* Begin Raw records *

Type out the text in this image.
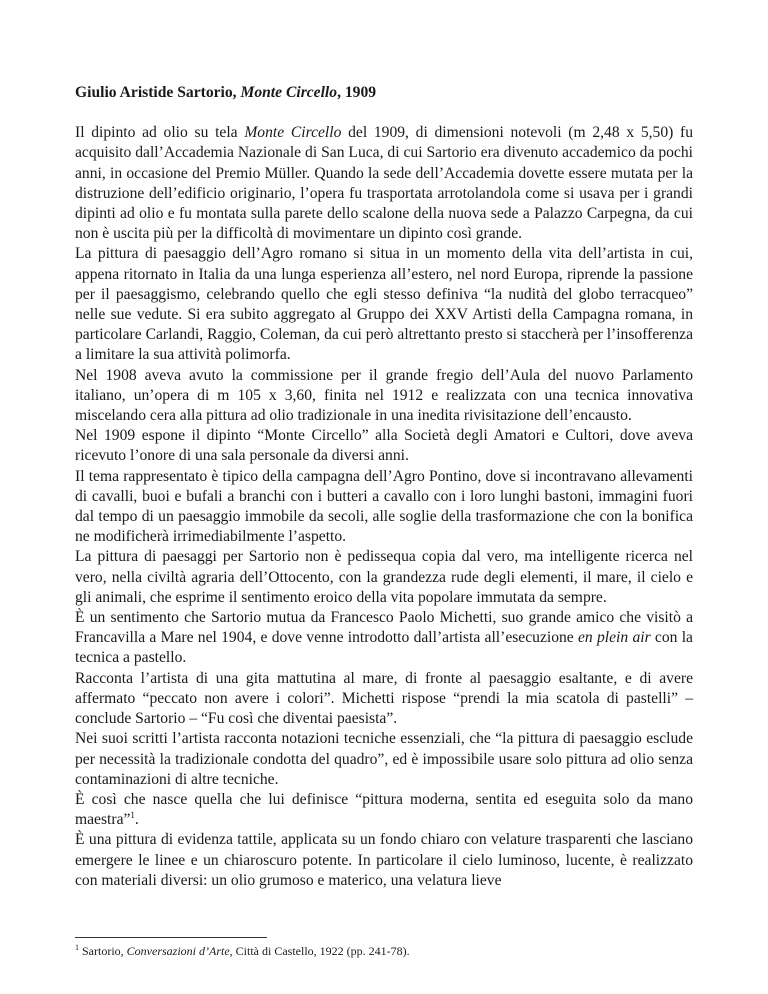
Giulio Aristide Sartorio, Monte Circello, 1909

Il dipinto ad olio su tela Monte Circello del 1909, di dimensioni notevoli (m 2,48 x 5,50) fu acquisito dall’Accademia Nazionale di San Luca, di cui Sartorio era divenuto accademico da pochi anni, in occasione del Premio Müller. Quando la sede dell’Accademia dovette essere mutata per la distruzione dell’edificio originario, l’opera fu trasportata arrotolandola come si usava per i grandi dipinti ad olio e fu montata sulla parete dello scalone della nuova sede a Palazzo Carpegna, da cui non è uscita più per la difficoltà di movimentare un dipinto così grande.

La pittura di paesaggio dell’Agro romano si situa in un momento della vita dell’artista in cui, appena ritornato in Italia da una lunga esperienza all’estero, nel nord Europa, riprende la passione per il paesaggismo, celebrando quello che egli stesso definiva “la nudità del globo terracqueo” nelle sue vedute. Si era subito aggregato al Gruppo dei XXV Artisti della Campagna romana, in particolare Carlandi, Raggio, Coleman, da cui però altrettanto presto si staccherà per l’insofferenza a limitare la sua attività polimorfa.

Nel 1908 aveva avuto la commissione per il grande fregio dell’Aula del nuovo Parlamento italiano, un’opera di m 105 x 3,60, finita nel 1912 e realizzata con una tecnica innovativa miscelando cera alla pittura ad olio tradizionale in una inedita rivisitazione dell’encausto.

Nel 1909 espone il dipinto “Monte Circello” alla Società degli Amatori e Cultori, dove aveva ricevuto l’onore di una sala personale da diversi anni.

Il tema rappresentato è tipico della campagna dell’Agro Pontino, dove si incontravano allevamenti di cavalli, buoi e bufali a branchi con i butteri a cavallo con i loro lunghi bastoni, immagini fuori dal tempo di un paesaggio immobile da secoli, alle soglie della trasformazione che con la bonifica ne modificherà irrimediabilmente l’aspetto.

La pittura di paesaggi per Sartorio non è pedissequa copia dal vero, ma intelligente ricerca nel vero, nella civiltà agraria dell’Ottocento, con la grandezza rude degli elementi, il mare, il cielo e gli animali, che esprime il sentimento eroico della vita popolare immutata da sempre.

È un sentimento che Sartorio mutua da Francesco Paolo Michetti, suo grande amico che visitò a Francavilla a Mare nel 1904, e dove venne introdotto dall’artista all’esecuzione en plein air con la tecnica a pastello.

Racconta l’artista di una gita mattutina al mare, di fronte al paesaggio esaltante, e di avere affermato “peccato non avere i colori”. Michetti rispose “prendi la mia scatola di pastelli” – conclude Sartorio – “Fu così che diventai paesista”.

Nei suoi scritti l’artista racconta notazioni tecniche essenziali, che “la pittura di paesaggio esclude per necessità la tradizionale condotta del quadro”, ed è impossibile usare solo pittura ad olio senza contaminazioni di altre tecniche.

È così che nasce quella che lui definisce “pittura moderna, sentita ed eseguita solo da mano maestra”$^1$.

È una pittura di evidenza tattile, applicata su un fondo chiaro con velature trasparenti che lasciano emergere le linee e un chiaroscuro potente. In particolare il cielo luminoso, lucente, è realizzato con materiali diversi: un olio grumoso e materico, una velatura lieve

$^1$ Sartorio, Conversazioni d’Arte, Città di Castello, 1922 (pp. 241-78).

* End Raw records *

Leave the pictures out and output the rest of the listing exactly.

Type out the text in this image.
Giulio Aristide Sartorio, Monte Circello, 1909

Il dipinto ad olio su tela Monte Circello del 1909, di dimensioni notevoli (m 2,48 x 5,50) fu acquisito dall’Accademia Nazionale di San Luca, di cui Sartorio era divenuto accademico da pochi anni, in occasione del Premio Müller. Quando la sede dell’Accademia dovette essere mutata per la distruzione dell’edificio originario, l’opera fu trasportata arrotolandola come si usava per i grandi dipinti ad olio e fu montata sulla parete dello scalone della nuova sede a Palazzo Carpegna, da cui non è uscita più per la difficoltà di movimentare un dipinto così grande.

La pittura di paesaggio dell’Agro romano si situa in un momento della vita dell’artista in cui, appena ritornato in Italia da una lunga esperienza all’estero, nel nord Europa, riprende la passione per il paesaggismo, celebrando quello che egli stesso definiva “la nudità del globo terracqueo” nelle sue vedute. Si era subito aggregato al Gruppo dei XXV Artisti della Campagna romana, in particolare Carlandi, Raggio, Coleman, da cui però altrettanto presto si staccherà per l’insofferenza a limitare la sua attività polimorfa.

Nel 1908 aveva avuto la commissione per il grande fregio dell’Aula del nuovo Parlamento italiano, un’opera di m 105 x 3,60, finita nel 1912 e realizzata con una tecnica innovativa miscelando cera alla pittura ad olio tradizionale in una inedita rivisitazione dell’encausto.

Nel 1909 espone il dipinto “Monte Circello” alla Società degli Amatori e Cultori, dove aveva ricevuto l’onore di una sala personale da diversi anni.

Il tema rappresentato è tipico della campagna dell’Agro Pontino, dove si incontravano allevamenti di cavalli, buoi e bufali a branchi con i butteri a cavallo con i loro lunghi bastoni, immagini fuori dal tempo di un paesaggio immobile da secoli, alle soglie della trasformazione che con la bonifica ne modificherà irrimediabilmente l’aspetto.

La pittura di paesaggi per Sartorio non è pedissequa copia dal vero, ma intelligente ricerca nel vero, nella civiltà agraria dell’Ottocento, con la grandezza rude degli elementi, il mare, il cielo e gli animali, che esprime il sentimento eroico della vita popolare immutata da sempre.

È un sentimento che Sartorio mutua da Francesco Paolo Michetti, suo grande amico che visitò a Francavilla a Mare nel 1904, e dove venne introdotto dall’artista all’esecuzione en plein air con la tecnica a pastello.

Racconta l’artista di una gita mattutina al mare, di fronte al paesaggio esaltante, e di avere affermato “peccato non avere i colori”. Michetti rispose “prendi la mia scatola di pastelli” – conclude Sartorio – “Fu così che diventai paesista”.

Nei suoi scritti l’artista racconta notazioni tecniche essenziali, che “la pittura di paesaggio esclude per necessità la tradizionale condotta del quadro”, ed è impossibile usare solo pittura ad olio senza contaminazioni di altre tecniche.

È così che nasce quella che lui definisce “pittura moderna, sentita ed eseguita solo da mano maestra”$^1$.

È una pittura di evidenza tattile, applicata su un fondo chiaro con velature trasparenti che lasciano emergere le linee e un chiaroscuro potente. In particolare il cielo luminoso, lucente, è realizzato con materiali diversi: un olio grumoso e materico, una velatura lieve

$^1$ Sartorio, Conversazioni d’Arte, Città di Castello, 1922 (pp. 241-78).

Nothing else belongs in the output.